* Start Records supplied *
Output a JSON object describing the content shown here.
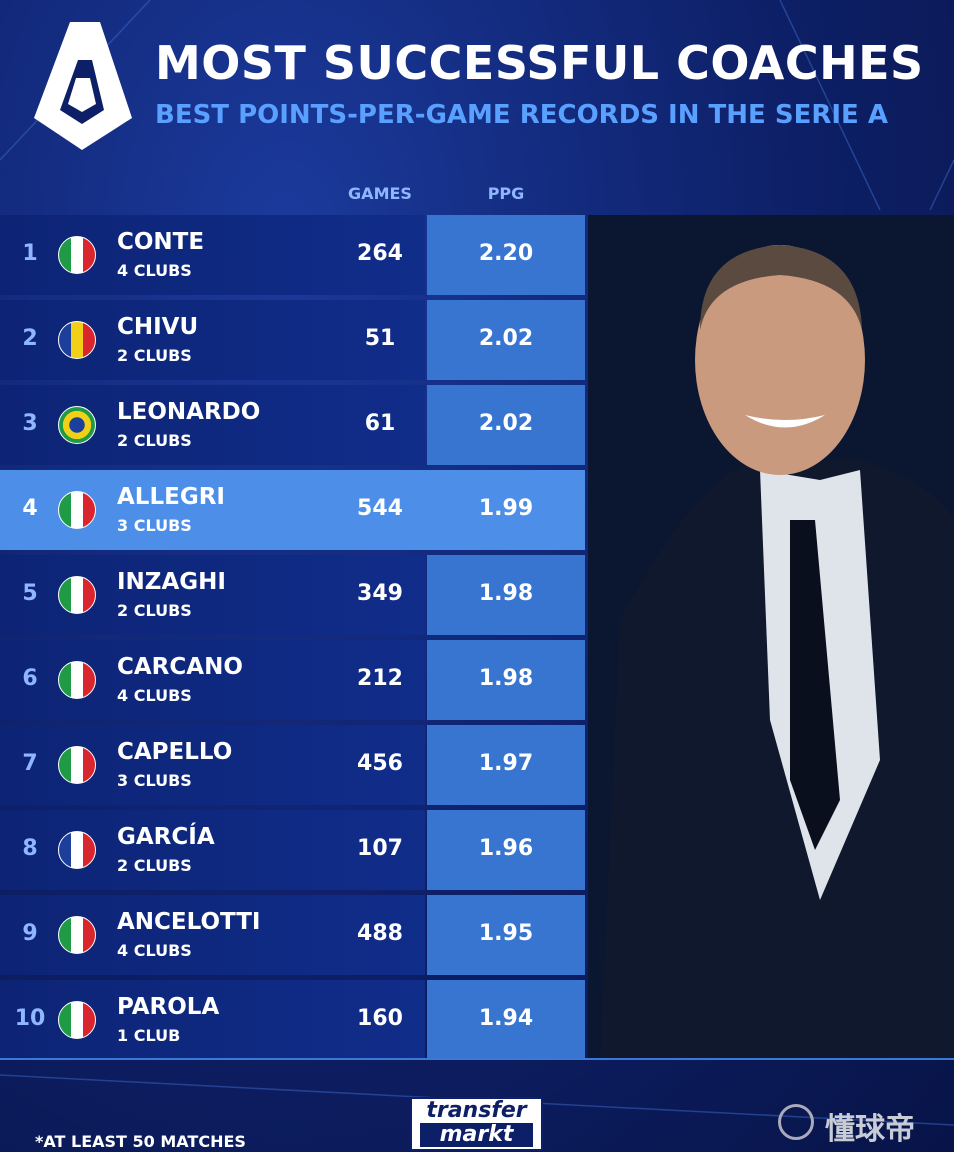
{
  "header": {
    "title": "MOST SUCCESSFUL COACHES",
    "subtitle": "BEST POINTS-PER-GAME RECORDS IN THE SERIE A"
  },
  "table": {
    "columns": [
      "GAMES",
      "PPG"
    ],
    "rows": [
      [
        "1",
        "CONTE",
        "4 CLUBS",
        "264",
        "2.20"
      ],
      [
        "2",
        "CHIVU",
        "2 CLUBS",
        "51",
        "2.02"
      ],
      [
        "3",
        "LEONARDO",
        "2 CLUBS",
        "61",
        "2.02"
      ],
      [
        "4",
        "ALLEGRI",
        "3 CLUBS",
        "544",
        "1.99"
      ],
      [
        "5",
        "INZAGHI",
        "2 CLUBS",
        "349",
        "1.98"
      ],
      [
        "6",
        "CARCANO",
        "4 CLUBS",
        "212",
        "1.98"
      ],
      [
        "7",
        "CAPELLO",
        "3 CLUBS",
        "456",
        "1.97"
      ],
      [
        "8",
        "GARCÍA",
        "2 CLUBS",
        "107",
        "1.96"
      ],
      [
        "9",
        "ANCELOTTI",
        "4 CLUBS",
        "488",
        "1.95"
      ],
      [
        "10",
        "PAROLA",
        "1 CLUB",
        "160",
        "1.94"
      ]
    ]
  },
  "footer": {
    "note": "*AT LEAST 50 MATCHES",
    "logo_top": "transfer",
    "logo_bottom": "markt",
    "watermark": "懂球帝"
  }
}
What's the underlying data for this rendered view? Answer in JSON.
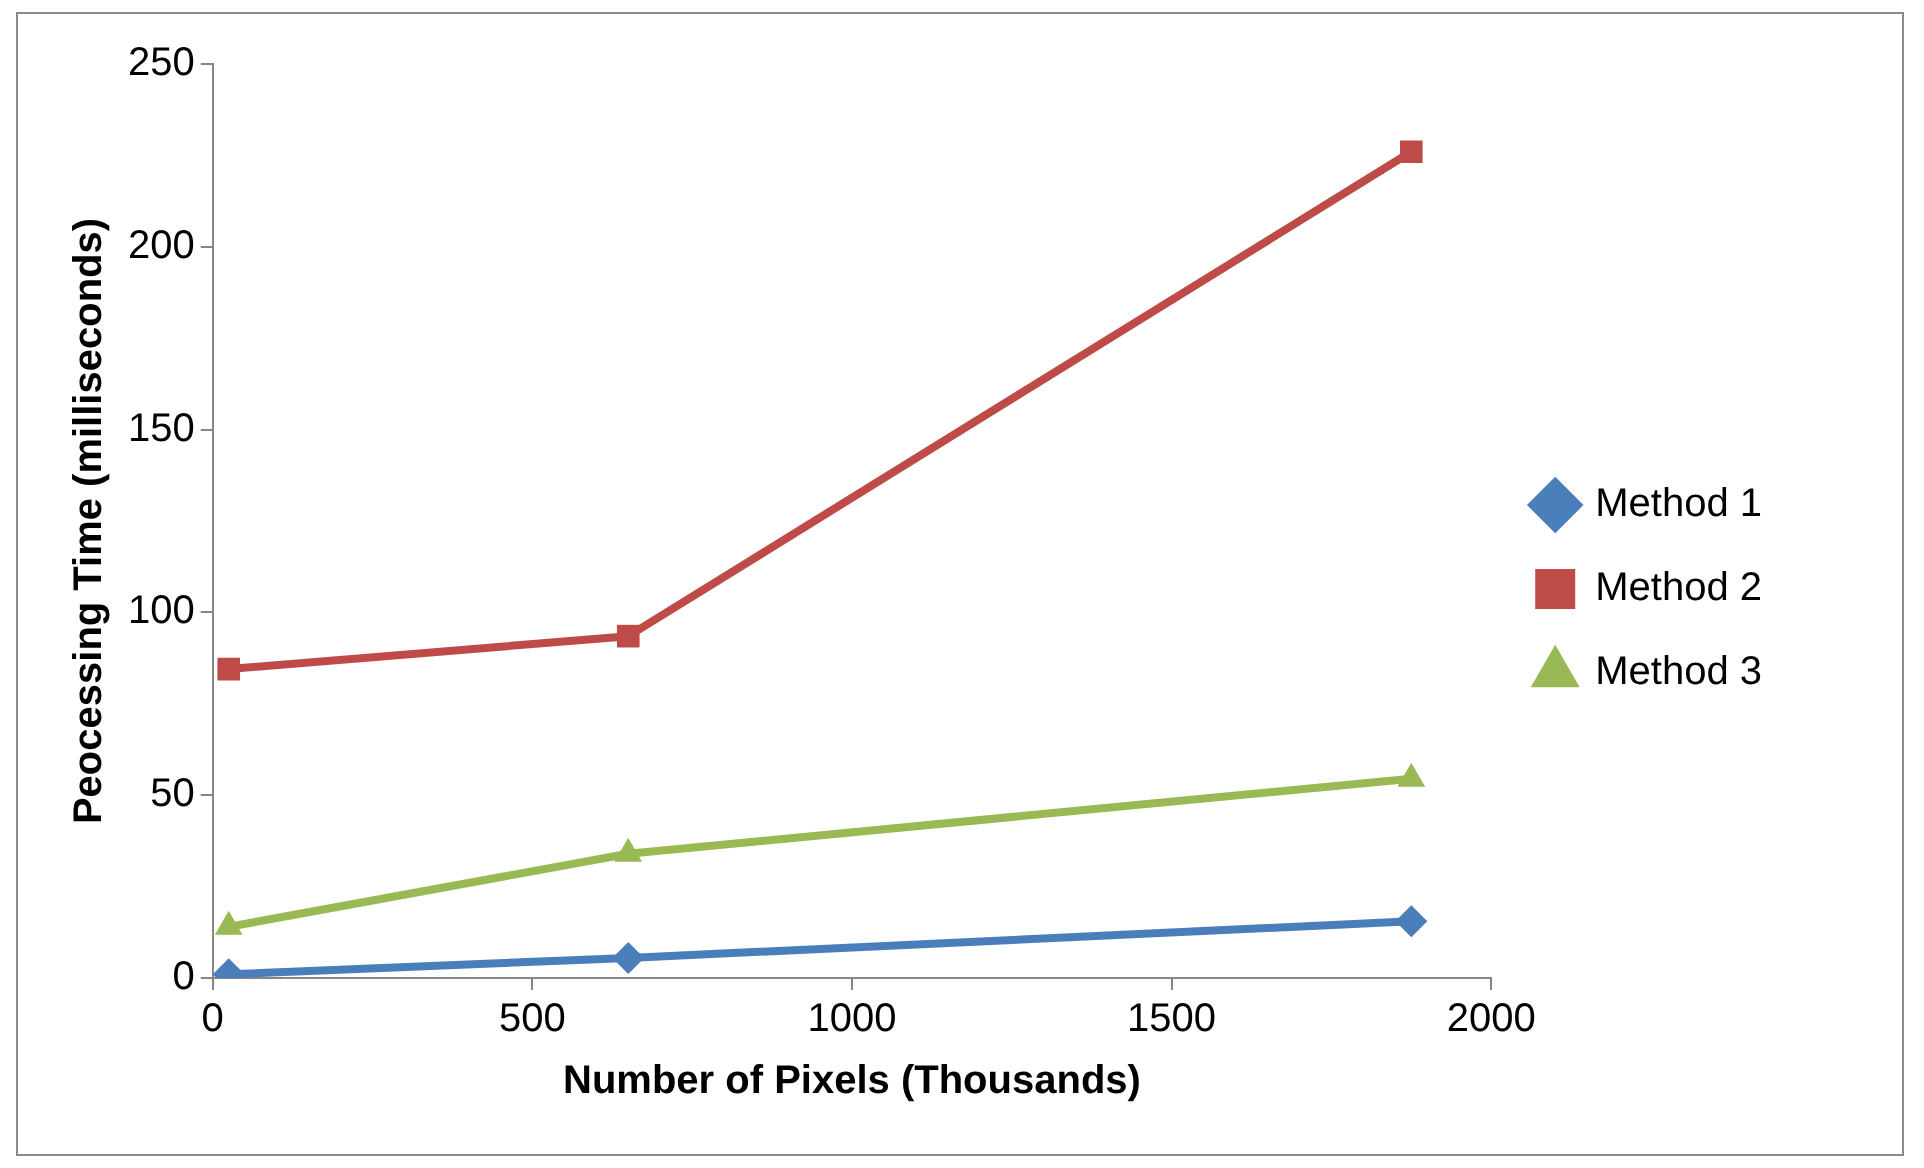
{
  "chart_data": {
    "type": "line",
    "xlabel": "Number of Pixels (Thousands)",
    "ylabel": "Peocessing Time (milliseconds)",
    "x": [
      25,
      650,
      1875
    ],
    "series": [
      {
        "name": "Method 1",
        "color": "#4a7ebb",
        "marker": "diamond",
        "values": [
          1,
          5.5,
          15.5
        ]
      },
      {
        "name": "Method 2",
        "color": "#be4b48",
        "marker": "square",
        "values": [
          84.5,
          93.5,
          226
        ]
      },
      {
        "name": "Method 3",
        "color": "#98b954",
        "marker": "triangle",
        "values": [
          14,
          34,
          54.5
        ]
      }
    ],
    "xlim": [
      0,
      2000
    ],
    "xticks": [
      0,
      500,
      1000,
      1500,
      2000
    ],
    "ylim": [
      0,
      250
    ],
    "yticks": [
      0,
      50,
      100,
      150,
      200,
      250
    ],
    "grid": false,
    "legend": "right",
    "line_style": "solid"
  }
}
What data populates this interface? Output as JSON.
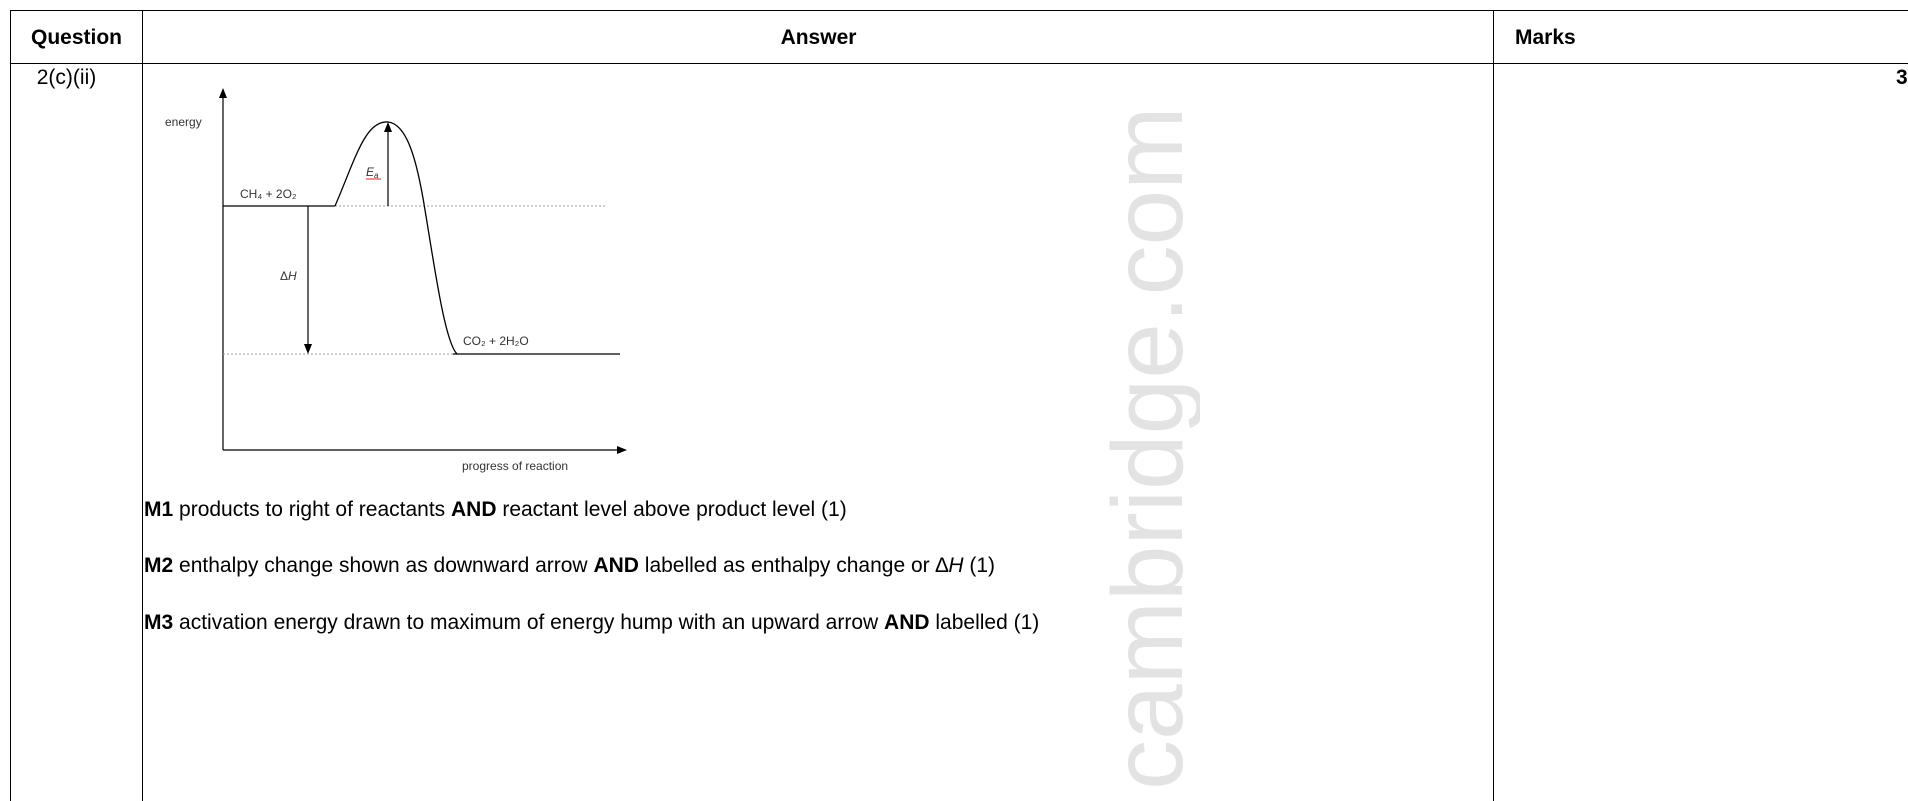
{
  "header": {
    "question": "Question",
    "answer": "Answer",
    "marks": "Marks"
  },
  "row": {
    "question_number": "2(c)(ii)",
    "marks": "3"
  },
  "diagram": {
    "y_axis_label": "energy",
    "x_axis_label": "progress of reaction",
    "reactants": "CH₄ + 2O₂",
    "products": "CO₂ + 2H₂O",
    "enthalpy_label_prefix": "Δ",
    "enthalpy_label_var": "H",
    "activation_label_main": "E",
    "activation_label_sub": "a"
  },
  "marking_points": [
    {
      "code": "M1",
      "t1": " products to right of reactants ",
      "kw": "AND",
      "t2": " reactant level above product level (1)"
    },
    {
      "code": "M2",
      "t1": " enthalpy change shown as downward arrow ",
      "kw": "AND",
      "t2": " labelled as enthalpy change or ∆",
      "var": "H",
      "t3": " (1)"
    },
    {
      "code": "M3",
      "t1": " activation energy drawn to maximum of energy hump with an upward arrow ",
      "kw": "AND",
      "t2": " labelled (1)"
    }
  ],
  "watermark": {
    "text": "cambridge.com",
    "color": "#e3e3e3"
  }
}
* End Records supplied *
■ Exercise brief: Gather from the entries above all lines that include the string "Method".

■ Result:
        "name": "Method 1",
        "name": "Method 2",
        "name": "Method 3",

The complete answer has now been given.